(TASK DIRECTIONS) Transcribe all of the records precisely as they are presented.

(EXERCISE DATA)

####################

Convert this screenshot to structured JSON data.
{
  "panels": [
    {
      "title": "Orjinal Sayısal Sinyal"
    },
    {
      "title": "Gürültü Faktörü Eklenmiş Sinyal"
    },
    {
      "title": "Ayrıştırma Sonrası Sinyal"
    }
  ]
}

####################

(EXERCISE OUTPUT)
Convert this screenshot to structured JSON data.
{
  "panels": [
    {
      "title": "Orjinal Sayısal Sinyal"
    },
    {
      "title": "Gürültü Faktörü Eklenmiş Sinyal"
    },
    {
      "title": "Ayrıştırma Sonrası Sinyal"
    }
  ]
}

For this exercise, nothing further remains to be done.